**Given problem**
Send back the entries below exactly as they appear.

◇ ◇ ◇ ◇ ◇ ◇ ◇

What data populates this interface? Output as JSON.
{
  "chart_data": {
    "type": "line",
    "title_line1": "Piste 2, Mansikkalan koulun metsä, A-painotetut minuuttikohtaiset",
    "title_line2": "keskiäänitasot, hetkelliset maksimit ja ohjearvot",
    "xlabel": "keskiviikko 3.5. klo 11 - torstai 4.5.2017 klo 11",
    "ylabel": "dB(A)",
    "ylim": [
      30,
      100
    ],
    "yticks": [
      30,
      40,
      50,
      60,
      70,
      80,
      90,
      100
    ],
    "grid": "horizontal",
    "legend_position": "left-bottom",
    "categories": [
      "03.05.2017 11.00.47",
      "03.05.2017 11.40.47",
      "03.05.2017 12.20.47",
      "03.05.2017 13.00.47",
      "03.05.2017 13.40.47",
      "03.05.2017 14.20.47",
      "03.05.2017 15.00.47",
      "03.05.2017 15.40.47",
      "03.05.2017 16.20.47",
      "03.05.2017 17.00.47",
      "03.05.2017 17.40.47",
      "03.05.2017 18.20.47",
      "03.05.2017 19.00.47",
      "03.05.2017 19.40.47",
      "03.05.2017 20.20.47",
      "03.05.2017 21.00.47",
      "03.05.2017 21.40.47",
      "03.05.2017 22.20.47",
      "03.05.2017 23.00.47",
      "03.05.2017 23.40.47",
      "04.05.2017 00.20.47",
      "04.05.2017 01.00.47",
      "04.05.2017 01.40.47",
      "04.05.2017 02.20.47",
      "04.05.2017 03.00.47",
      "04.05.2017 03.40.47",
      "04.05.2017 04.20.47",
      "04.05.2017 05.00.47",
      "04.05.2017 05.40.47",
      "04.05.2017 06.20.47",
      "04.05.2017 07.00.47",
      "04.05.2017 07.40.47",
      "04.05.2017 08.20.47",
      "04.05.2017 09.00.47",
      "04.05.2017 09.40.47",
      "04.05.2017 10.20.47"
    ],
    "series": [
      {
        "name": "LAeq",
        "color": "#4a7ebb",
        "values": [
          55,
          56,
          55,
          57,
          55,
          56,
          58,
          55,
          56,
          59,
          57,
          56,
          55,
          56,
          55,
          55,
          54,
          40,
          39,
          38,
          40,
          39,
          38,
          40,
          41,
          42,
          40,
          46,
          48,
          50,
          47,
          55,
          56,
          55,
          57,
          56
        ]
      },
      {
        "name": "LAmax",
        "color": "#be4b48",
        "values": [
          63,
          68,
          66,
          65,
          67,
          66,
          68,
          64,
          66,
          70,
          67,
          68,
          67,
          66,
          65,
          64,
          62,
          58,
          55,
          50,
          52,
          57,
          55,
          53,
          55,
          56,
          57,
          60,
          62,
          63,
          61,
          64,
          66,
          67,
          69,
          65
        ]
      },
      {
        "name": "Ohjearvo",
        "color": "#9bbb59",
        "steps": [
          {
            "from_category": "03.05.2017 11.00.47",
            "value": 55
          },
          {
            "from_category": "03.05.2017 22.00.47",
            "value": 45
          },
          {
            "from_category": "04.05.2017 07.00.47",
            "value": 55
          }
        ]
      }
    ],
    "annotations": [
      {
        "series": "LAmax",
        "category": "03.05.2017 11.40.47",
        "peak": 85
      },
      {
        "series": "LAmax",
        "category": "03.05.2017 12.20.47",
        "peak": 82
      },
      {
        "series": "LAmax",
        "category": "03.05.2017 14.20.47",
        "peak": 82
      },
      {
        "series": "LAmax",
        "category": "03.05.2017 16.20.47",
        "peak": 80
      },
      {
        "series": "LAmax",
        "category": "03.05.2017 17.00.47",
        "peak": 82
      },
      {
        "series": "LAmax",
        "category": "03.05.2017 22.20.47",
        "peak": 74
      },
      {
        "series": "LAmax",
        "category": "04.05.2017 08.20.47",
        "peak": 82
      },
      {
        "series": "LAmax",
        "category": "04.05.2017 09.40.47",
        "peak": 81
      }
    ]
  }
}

◇ ◇ ◇ ◇ ◇ ◇ ◇

**Final result**
What data populates this interface? Output as JSON.
{
  "chart_data": {
    "type": "line",
    "title_line1": "Piste 2, Mansikkalan koulun metsä, A-painotetut minuuttikohtaiset",
    "title_line2": "keskiäänitasot, hetkelliset maksimit ja ohjearvot",
    "xlabel": "keskiviikko 3.5. klo 11 - torstai 4.5.2017 klo 11",
    "ylabel": "dB(A)",
    "ylim": [
      30,
      100
    ],
    "yticks": [
      30,
      40,
      50,
      60,
      70,
      80,
      90,
      100
    ],
    "grid": "horizontal",
    "legend_position": "left-bottom",
    "categories": [
      "03.05.2017 11.00.47",
      "03.05.2017 11.40.47",
      "03.05.2017 12.20.47",
      "03.05.2017 13.00.47",
      "03.05.2017 13.40.47",
      "03.05.2017 14.20.47",
      "03.05.2017 15.00.47",
      "03.05.2017 15.40.47",
      "03.05.2017 16.20.47",
      "03.05.2017 17.00.47",
      "03.05.2017 17.40.47",
      "03.05.2017 18.20.47",
      "03.05.2017 19.00.47",
      "03.05.2017 19.40.47",
      "03.05.2017 20.20.47",
      "03.05.2017 21.00.47",
      "03.05.2017 21.40.47",
      "03.05.2017 22.20.47",
      "03.05.2017 23.00.47",
      "03.05.2017 23.40.47",
      "04.05.2017 00.20.47",
      "04.05.2017 01.00.47",
      "04.05.2017 01.40.47",
      "04.05.2017 02.20.47",
      "04.05.2017 03.00.47",
      "04.05.2017 03.40.47",
      "04.05.2017 04.20.47",
      "04.05.2017 05.00.47",
      "04.05.2017 05.40.47",
      "04.05.2017 06.20.47",
      "04.05.2017 07.00.47",
      "04.05.2017 07.40.47",
      "04.05.2017 08.20.47",
      "04.05.2017 09.00.47",
      "04.05.2017 09.40.47",
      "04.05.2017 10.20.47"
    ],
    "series": [
      {
        "name": "LAeq",
        "color": "#4a7ebb",
        "values": [
          55,
          56,
          55,
          57,
          55,
          56,
          58,
          55,
          56,
          59,
          57,
          56,
          55,
          56,
          55,
          55,
          54,
          40,
          39,
          38,
          40,
          39,
          38,
          40,
          41,
          42,
          40,
          46,
          48,
          50,
          47,
          55,
          56,
          55,
          57,
          56
        ]
      },
      {
        "name": "LAmax",
        "color": "#be4b48",
        "values": [
          63,
          68,
          66,
          65,
          67,
          66,
          68,
          64,
          66,
          70,
          67,
          68,
          67,
          66,
          65,
          64,
          62,
          58,
          55,
          50,
          52,
          57,
          55,
          53,
          55,
          56,
          57,
          60,
          62,
          63,
          61,
          64,
          66,
          67,
          69,
          65
        ]
      },
      {
        "name": "Ohjearvo",
        "color": "#9bbb59",
        "steps": [
          {
            "from_category": "03.05.2017 11.00.47",
            "value": 55
          },
          {
            "from_category": "03.05.2017 22.00.47",
            "value": 45
          },
          {
            "from_category": "04.05.2017 07.00.47",
            "value": 55
          }
        ]
      }
    ],
    "annotations": [
      {
        "series": "LAmax",
        "category": "03.05.2017 11.40.47",
        "peak": 85
      },
      {
        "series": "LAmax",
        "category": "03.05.2017 12.20.47",
        "peak": 82
      },
      {
        "series": "LAmax",
        "category": "03.05.2017 14.20.47",
        "peak": 82
      },
      {
        "series": "LAmax",
        "category": "03.05.2017 16.20.47",
        "peak": 80
      },
      {
        "series": "LAmax",
        "category": "03.05.2017 17.00.47",
        "peak": 82
      },
      {
        "series": "LAmax",
        "category": "03.05.2017 22.20.47",
        "peak": 74
      },
      {
        "series": "LAmax",
        "category": "04.05.2017 08.20.47",
        "peak": 82
      },
      {
        "series": "LAmax",
        "category": "04.05.2017 09.40.47",
        "peak": 81
      }
    ]
  }
}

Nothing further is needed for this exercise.